* LISTED RECORDS *
▼

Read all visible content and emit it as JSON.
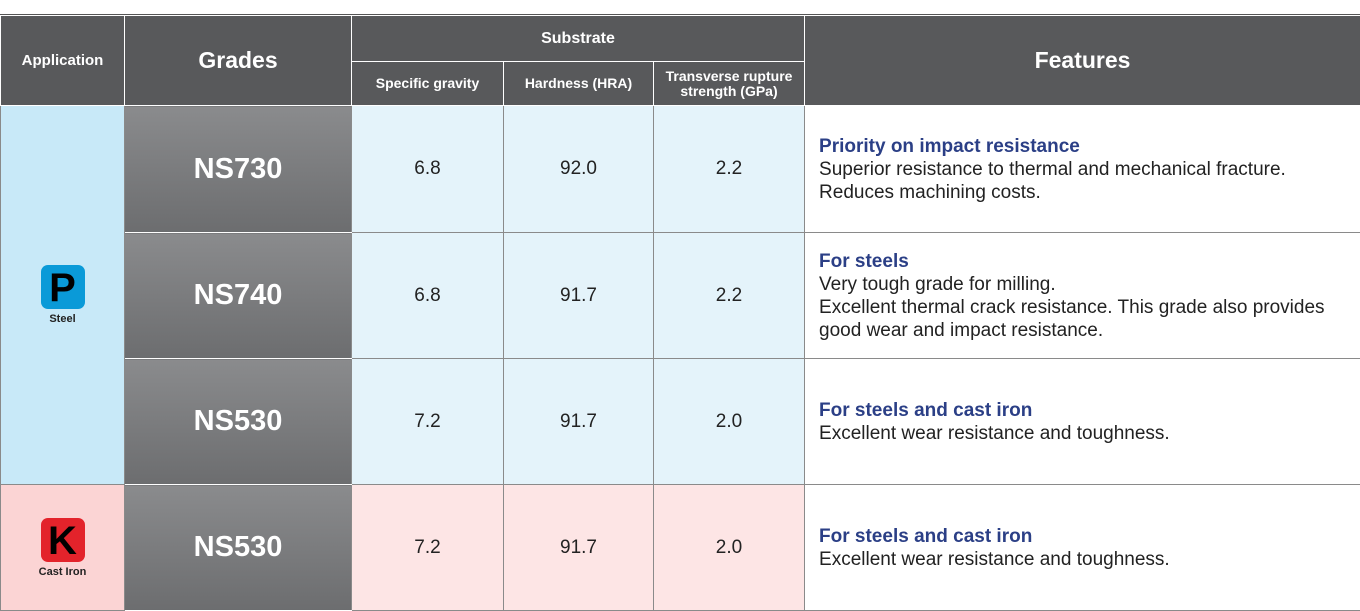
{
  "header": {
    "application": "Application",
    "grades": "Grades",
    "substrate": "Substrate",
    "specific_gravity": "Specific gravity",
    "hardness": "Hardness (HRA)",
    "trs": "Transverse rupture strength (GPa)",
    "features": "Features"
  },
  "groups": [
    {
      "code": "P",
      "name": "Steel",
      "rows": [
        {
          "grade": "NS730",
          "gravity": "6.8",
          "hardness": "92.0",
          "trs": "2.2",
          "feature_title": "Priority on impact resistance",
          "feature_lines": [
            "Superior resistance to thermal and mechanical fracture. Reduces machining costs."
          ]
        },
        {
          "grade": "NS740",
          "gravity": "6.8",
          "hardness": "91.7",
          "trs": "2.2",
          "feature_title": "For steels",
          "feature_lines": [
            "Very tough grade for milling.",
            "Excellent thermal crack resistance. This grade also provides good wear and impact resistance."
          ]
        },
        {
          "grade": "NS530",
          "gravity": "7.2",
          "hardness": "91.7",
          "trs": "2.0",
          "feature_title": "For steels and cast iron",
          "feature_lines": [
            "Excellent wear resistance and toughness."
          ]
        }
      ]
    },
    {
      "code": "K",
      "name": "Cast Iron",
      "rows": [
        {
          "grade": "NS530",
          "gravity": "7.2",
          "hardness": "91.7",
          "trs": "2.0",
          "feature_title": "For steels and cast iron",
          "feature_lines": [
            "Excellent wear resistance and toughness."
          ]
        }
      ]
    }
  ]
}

▲

* THE EXERCISE *
Using the entries above, return each line that includes the word "impact".

* ANSWER *
          "feature_title": "Priority on impact resistance",
            "Excellent thermal crack resistance. This grade also provides good wear and impact resistance."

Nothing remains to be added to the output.